**The records:**
● ● ● ●
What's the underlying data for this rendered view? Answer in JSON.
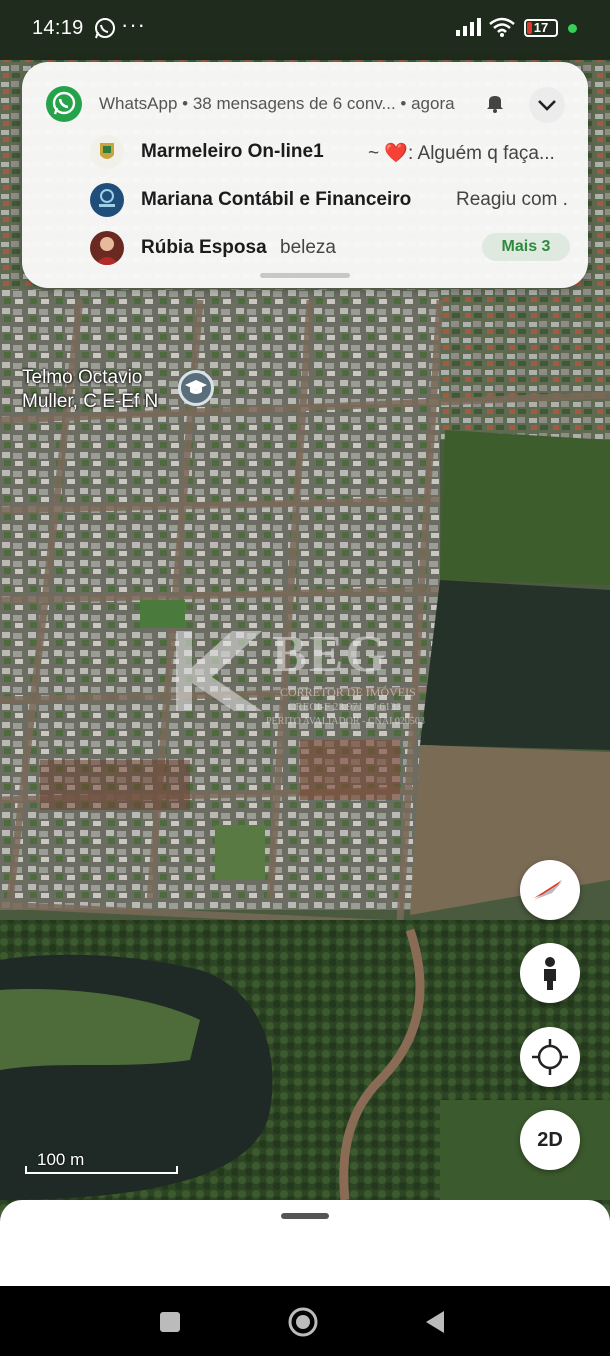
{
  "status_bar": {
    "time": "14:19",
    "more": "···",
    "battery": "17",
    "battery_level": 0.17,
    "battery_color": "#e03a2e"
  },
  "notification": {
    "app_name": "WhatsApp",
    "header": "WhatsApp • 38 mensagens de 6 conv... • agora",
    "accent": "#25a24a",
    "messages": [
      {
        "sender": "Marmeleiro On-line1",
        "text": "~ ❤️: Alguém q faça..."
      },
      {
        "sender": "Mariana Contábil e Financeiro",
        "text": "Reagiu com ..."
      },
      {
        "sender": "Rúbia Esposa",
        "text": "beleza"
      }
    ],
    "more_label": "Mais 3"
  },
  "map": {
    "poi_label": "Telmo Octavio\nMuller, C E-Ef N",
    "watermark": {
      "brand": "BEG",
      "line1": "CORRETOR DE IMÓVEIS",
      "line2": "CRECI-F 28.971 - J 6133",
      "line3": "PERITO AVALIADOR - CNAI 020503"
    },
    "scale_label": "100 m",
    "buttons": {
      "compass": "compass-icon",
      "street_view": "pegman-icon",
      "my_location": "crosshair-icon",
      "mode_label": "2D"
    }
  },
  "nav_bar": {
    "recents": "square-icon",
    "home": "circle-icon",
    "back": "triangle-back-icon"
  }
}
● ● ● ●
**Task requirements:**
Copy out all lines from the material above that contain the string "icon".

**Exercise response:**
      "compass": "compass-icon",
      "street_view": "pegman-icon",
      "my_location": "crosshair-icon",
    "recents": "square-icon",
    "home": "circle-icon",
    "back": "triangle-back-icon"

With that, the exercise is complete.